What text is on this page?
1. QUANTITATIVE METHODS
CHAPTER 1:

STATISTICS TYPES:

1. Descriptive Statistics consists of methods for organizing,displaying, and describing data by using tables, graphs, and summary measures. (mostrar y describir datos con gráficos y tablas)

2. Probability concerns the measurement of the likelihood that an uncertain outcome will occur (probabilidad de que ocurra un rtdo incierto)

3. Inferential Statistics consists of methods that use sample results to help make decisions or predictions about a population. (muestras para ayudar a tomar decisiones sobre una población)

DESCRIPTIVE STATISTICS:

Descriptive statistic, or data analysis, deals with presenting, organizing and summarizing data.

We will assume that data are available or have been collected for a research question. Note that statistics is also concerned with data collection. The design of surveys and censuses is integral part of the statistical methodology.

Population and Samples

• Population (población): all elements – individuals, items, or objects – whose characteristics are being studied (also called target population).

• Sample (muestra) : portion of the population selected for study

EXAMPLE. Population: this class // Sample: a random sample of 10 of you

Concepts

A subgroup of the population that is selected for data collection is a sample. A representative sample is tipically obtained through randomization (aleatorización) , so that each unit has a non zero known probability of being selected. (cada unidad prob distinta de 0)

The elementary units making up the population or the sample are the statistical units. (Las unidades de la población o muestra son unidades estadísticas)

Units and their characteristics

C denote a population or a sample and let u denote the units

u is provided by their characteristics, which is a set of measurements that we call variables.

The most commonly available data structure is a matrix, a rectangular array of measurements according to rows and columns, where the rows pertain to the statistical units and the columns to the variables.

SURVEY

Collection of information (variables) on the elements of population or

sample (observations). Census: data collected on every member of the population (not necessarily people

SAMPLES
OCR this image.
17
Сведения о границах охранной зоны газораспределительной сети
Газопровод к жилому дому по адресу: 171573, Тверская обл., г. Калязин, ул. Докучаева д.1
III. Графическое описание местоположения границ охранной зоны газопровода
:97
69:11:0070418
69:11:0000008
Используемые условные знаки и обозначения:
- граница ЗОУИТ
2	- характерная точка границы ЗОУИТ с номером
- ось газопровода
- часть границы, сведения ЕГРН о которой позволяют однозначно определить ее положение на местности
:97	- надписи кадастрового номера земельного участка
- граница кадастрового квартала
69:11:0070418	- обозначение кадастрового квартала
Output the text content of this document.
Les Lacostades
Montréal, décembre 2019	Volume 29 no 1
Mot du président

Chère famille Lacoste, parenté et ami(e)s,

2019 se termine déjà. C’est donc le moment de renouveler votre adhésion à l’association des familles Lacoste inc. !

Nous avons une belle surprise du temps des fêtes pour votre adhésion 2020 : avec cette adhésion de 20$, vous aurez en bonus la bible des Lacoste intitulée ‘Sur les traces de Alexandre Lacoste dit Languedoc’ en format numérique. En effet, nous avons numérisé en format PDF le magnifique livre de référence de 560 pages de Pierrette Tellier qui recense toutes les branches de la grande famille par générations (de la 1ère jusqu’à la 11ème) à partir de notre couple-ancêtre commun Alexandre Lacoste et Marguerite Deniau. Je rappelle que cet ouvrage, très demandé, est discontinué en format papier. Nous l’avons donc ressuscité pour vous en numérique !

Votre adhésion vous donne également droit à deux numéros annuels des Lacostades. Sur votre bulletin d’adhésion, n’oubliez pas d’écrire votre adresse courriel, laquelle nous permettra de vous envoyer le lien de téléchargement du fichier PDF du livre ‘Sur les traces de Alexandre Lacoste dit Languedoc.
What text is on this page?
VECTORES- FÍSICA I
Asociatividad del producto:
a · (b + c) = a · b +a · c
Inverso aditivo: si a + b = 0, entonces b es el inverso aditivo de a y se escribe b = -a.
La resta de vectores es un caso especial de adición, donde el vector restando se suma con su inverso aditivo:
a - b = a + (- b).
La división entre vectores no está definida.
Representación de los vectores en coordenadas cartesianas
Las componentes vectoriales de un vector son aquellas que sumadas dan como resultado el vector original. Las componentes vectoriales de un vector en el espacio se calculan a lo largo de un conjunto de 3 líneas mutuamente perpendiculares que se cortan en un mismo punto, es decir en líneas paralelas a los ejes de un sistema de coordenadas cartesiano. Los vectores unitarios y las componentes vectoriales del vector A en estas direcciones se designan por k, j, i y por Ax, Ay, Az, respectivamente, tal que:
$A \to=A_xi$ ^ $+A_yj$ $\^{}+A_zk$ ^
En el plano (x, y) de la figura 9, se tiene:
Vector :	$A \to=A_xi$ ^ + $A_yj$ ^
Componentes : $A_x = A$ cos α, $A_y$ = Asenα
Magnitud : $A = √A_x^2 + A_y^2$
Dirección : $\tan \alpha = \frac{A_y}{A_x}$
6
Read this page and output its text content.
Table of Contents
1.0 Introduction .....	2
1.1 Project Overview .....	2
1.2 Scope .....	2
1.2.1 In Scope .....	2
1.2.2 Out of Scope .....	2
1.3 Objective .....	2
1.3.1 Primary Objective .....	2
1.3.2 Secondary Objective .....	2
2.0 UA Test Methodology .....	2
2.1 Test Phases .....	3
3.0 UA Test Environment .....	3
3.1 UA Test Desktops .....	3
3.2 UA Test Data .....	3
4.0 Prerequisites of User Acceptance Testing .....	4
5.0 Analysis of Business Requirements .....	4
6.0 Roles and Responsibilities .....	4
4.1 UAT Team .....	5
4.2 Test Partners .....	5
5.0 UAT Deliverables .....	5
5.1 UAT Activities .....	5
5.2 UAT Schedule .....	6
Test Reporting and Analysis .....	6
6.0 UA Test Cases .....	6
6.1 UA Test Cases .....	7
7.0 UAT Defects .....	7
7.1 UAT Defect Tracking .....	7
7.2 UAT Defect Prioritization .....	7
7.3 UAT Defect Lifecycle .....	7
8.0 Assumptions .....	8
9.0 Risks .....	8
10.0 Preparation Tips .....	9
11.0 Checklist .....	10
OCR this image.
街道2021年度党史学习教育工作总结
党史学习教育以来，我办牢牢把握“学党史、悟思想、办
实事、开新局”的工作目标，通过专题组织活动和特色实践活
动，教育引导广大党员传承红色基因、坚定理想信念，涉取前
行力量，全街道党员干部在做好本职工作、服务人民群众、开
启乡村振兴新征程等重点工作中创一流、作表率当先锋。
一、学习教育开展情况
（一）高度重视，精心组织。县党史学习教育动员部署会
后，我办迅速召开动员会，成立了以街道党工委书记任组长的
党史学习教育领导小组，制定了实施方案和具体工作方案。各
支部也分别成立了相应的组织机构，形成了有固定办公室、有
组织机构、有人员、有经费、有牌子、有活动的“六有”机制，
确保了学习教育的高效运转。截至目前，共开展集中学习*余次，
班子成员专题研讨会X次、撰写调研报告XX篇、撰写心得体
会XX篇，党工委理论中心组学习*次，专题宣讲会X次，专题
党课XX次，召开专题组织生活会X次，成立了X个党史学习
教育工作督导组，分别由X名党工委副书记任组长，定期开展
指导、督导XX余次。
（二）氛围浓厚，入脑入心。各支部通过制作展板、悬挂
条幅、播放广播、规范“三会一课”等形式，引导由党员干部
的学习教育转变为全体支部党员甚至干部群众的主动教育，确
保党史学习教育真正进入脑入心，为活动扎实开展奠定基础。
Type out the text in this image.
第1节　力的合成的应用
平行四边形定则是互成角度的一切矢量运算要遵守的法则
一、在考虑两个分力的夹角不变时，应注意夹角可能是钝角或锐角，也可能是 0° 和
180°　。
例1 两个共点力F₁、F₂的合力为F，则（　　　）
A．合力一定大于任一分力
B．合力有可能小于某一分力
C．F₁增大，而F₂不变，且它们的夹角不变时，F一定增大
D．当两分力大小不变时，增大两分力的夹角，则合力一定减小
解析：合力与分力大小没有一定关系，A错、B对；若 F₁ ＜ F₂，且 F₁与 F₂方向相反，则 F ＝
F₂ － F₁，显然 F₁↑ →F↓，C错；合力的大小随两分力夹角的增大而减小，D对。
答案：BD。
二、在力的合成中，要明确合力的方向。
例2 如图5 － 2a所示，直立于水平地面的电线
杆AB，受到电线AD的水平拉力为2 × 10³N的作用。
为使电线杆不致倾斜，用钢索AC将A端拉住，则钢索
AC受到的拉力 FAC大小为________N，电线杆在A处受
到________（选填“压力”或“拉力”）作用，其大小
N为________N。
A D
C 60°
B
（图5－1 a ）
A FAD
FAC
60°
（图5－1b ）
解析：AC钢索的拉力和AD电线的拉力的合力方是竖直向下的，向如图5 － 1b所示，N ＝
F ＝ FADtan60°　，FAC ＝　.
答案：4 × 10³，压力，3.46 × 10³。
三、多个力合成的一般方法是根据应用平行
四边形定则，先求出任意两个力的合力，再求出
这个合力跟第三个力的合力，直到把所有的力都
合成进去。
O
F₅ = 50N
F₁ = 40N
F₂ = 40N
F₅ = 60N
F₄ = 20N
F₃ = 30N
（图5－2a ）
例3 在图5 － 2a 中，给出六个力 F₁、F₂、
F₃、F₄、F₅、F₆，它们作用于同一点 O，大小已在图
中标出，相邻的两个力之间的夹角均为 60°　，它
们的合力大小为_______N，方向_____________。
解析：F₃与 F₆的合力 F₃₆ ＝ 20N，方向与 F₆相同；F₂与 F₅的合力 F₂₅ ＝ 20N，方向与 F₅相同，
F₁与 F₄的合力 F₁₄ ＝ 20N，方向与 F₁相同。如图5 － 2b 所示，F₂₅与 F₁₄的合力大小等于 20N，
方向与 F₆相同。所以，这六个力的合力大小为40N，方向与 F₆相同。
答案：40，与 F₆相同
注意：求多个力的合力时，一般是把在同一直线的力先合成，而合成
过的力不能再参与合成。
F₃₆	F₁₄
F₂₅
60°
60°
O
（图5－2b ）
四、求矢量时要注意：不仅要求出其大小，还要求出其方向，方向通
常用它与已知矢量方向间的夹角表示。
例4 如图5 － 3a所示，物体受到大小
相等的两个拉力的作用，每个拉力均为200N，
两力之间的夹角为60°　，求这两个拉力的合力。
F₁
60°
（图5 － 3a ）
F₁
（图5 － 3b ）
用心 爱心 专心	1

◆ **Prompt**
Using the records above, find and show each line with the string "statistical".

◆ **Finished exercise**
We will assume that data are available or have been collected for a research question. Note that statistics is also concerned with data collection. The design of surveys and censuses is integral part of the statistical methodology.
The elementary units making up the population or the sample are the statistical units. (Las unidades de la población o muestra son unidades estadísticas)
The most commonly available data structure is a matrix, a rectangular array of measurements according to rows and columns, where the rows pertain to the statistical units and the columns to the variables.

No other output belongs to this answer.